▶ [Given information]
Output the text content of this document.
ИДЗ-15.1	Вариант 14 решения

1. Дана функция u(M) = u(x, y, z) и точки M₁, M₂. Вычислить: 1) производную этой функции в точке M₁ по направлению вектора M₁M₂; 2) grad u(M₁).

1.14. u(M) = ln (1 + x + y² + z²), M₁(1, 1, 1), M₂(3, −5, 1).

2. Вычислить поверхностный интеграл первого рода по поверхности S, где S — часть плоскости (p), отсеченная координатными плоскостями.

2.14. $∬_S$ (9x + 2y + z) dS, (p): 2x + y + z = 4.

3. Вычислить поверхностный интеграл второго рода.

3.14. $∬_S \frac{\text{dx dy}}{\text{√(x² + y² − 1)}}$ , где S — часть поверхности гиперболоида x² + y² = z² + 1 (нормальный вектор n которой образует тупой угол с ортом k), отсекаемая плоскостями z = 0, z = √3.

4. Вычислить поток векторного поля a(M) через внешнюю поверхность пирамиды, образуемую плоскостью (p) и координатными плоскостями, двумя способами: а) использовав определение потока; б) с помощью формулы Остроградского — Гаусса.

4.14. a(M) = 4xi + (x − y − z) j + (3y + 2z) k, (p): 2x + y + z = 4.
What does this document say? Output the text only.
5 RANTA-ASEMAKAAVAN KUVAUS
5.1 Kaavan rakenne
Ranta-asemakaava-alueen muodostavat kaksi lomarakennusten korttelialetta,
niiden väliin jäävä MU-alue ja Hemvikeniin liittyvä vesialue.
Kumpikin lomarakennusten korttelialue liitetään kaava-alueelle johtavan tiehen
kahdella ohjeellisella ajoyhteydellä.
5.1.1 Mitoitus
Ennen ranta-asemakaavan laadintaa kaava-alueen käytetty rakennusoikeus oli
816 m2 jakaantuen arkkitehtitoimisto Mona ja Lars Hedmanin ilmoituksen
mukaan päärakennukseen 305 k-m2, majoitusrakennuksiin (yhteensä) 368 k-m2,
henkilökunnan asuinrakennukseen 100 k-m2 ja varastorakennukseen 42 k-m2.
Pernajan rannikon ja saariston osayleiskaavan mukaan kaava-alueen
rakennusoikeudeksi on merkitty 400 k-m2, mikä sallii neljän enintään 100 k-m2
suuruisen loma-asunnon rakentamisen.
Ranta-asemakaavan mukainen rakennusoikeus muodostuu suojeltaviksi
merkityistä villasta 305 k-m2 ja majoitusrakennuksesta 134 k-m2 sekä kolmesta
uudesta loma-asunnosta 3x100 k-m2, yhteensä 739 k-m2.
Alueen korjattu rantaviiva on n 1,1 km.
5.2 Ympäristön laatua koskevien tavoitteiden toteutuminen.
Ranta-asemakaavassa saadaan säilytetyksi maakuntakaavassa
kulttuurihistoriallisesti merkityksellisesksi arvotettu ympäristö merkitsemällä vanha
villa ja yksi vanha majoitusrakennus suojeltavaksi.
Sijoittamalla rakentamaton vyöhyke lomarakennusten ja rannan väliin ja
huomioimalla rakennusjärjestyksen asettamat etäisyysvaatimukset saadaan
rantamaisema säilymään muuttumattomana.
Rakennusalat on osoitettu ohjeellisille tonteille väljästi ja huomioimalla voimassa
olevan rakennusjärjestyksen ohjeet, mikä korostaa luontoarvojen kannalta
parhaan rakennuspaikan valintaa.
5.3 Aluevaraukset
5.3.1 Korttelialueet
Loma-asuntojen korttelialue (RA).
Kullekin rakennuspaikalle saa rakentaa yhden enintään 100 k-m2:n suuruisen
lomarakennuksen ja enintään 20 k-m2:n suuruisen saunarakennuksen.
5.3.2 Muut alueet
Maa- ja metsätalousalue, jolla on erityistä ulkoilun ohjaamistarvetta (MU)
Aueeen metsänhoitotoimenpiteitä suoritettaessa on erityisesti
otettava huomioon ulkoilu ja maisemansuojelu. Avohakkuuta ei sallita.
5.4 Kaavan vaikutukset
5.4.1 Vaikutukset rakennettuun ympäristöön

▶ [Requirements] Pull out every line in the data above that has the word "Output".

▶ [Written answer]
Output the text content of this document.
What does this document say? Output the text only.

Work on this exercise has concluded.